DIRECTIVE:
Transcribe every line of the listing below without any deviation.
* Start *
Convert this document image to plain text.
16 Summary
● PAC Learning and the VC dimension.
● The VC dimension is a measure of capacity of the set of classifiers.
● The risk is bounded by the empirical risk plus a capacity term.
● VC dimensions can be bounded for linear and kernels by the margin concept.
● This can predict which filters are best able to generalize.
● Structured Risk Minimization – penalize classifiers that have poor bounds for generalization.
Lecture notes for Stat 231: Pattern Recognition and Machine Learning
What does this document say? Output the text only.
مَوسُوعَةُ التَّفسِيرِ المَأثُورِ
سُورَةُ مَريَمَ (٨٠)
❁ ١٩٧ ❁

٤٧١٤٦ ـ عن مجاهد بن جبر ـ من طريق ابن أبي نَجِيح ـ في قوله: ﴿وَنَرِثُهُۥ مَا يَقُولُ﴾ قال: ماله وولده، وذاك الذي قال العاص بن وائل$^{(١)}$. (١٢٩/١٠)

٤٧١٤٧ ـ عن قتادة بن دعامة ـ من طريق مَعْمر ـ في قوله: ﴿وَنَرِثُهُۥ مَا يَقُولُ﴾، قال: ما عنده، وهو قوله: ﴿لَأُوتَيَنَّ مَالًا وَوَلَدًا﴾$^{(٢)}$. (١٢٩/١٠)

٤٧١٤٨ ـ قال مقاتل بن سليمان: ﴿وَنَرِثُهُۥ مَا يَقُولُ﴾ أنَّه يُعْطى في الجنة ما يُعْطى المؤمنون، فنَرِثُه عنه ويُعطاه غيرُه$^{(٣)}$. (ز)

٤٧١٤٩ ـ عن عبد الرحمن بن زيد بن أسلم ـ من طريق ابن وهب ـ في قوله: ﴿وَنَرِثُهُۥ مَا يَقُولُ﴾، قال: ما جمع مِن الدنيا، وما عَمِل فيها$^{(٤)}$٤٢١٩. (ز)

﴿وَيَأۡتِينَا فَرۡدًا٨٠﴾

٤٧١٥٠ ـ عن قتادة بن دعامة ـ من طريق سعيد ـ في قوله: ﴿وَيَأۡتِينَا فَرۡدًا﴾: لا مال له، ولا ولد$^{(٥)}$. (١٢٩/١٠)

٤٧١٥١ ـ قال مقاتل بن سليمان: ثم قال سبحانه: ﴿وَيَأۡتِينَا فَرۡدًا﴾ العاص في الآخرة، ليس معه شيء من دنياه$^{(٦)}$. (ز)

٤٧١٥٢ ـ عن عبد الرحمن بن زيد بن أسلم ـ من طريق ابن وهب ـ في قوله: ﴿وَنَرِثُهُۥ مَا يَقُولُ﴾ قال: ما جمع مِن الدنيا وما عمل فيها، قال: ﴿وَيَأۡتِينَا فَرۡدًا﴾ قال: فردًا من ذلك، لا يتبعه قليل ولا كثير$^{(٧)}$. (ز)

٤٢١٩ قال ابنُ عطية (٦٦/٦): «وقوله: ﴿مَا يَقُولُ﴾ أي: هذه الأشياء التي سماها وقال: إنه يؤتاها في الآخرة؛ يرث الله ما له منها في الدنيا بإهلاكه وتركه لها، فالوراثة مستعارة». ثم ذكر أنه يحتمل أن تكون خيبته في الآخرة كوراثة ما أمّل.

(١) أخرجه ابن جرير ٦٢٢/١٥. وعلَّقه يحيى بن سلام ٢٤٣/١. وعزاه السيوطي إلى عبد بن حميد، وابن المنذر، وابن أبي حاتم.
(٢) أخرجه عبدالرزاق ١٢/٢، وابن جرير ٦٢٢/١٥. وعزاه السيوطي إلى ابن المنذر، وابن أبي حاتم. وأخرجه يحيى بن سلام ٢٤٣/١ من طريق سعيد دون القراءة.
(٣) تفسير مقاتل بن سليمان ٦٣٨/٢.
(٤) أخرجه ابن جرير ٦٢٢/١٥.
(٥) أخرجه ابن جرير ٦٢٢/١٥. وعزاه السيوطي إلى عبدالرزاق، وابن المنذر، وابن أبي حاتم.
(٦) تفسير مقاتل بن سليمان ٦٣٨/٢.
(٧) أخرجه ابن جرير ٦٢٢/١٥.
* End *
COMPLETE RESPONSE:
Convert this document image to plain text.
16 Summary
● PAC Learning and the VC dimension.
● The VC dimension is a measure of capacity of the set of classifiers.
● The risk is bounded by the empirical risk plus a capacity term.
● VC dimensions can be bounded for linear and kernels by the margin concept.
● This can predict which filters are best able to generalize.
● Structured Risk Minimization – penalize classifiers that have poor bounds for generalization.
Lecture notes for Stat 231: Pattern Recognition and Machine Learning
What does this document say? Output the text only.
مَوسُوعَةُ التَّفسِيرِ المَأثُورِ
سُورَةُ مَريَمَ (٨٠)
❁ ١٩٧ ❁

٤٧١٤٦ ـ عن مجاهد بن جبر ـ من طريق ابن أبي نَجِيح ـ في قوله: ﴿وَنَرِثُهُۥ مَا يَقُولُ﴾ قال: ماله وولده، وذاك الذي قال العاص بن وائل$^{(١)}$. (١٢٩/١٠)

٤٧١٤٧ ـ عن قتادة بن دعامة ـ من طريق مَعْمر ـ في قوله: ﴿وَنَرِثُهُۥ مَا يَقُولُ﴾، قال: ما عنده، وهو قوله: ﴿لَأُوتَيَنَّ مَالًا وَوَلَدًا﴾$^{(٢)}$. (١٢٩/١٠)

٤٧١٤٨ ـ قال مقاتل بن سليمان: ﴿وَنَرِثُهُۥ مَا يَقُولُ﴾ أنَّه يُعْطى في الجنة ما يُعْطى المؤمنون، فنَرِثُه عنه ويُعطاه غيرُه$^{(٣)}$. (ز)

٤٧١٤٩ ـ عن عبد الرحمن بن زيد بن أسلم ـ من طريق ابن وهب ـ في قوله: ﴿وَنَرِثُهُۥ مَا يَقُولُ﴾، قال: ما جمع مِن الدنيا، وما عَمِل فيها$^{(٤)}$٤٢١٩. (ز)

﴿وَيَأۡتِينَا فَرۡدًا٨٠﴾

٤٧١٥٠ ـ عن قتادة بن دعامة ـ من طريق سعيد ـ في قوله: ﴿وَيَأۡتِينَا فَرۡدًا﴾: لا مال له، ولا ولد$^{(٥)}$. (١٢٩/١٠)

٤٧١٥١ ـ قال مقاتل بن سليمان: ثم قال سبحانه: ﴿وَيَأۡتِينَا فَرۡدًا﴾ العاص في الآخرة، ليس معه شيء من دنياه$^{(٦)}$. (ز)

٤٧١٥٢ ـ عن عبد الرحمن بن زيد بن أسلم ـ من طريق ابن وهب ـ في قوله: ﴿وَنَرِثُهُۥ مَا يَقُولُ﴾ قال: ما جمع مِن الدنيا وما عمل فيها، قال: ﴿وَيَأۡتِينَا فَرۡدًا﴾ قال: فردًا من ذلك، لا يتبعه قليل ولا كثير$^{(٧)}$. (ز)

٤٢١٩ قال ابنُ عطية (٦٦/٦): «وقوله: ﴿مَا يَقُولُ﴾ أي: هذه الأشياء التي سماها وقال: إنه يؤتاها في الآخرة؛ يرث الله ما له منها في الدنيا بإهلاكه وتركه لها، فالوراثة مستعارة». ثم ذكر أنه يحتمل أن تكون خيبته في الآخرة كوراثة ما أمّل.

(١) أخرجه ابن جرير ٦٢٢/١٥. وعلَّقه يحيى بن سلام ٢٤٣/١. وعزاه السيوطي إلى عبد بن حميد، وابن المنذر، وابن أبي حاتم.
(٢) أخرجه عبدالرزاق ١٢/٢، وابن جرير ٦٢٢/١٥. وعزاه السيوطي إلى ابن المنذر، وابن أبي حاتم. وأخرجه يحيى بن سلام ٢٤٣/١ من طريق سعيد دون القراءة.
(٣) تفسير مقاتل بن سليمان ٦٣٨/٢.
(٤) أخرجه ابن جرير ٦٢٢/١٥.
(٥) أخرجه ابن جرير ٦٢٢/١٥. وعزاه السيوطي إلى عبدالرزاق، وابن المنذر، وابن أبي حاتم.
(٦) تفسير مقاتل بن سليمان ٦٣٨/٢.
(٧) أخرجه ابن جرير ٦٢٢/١٥.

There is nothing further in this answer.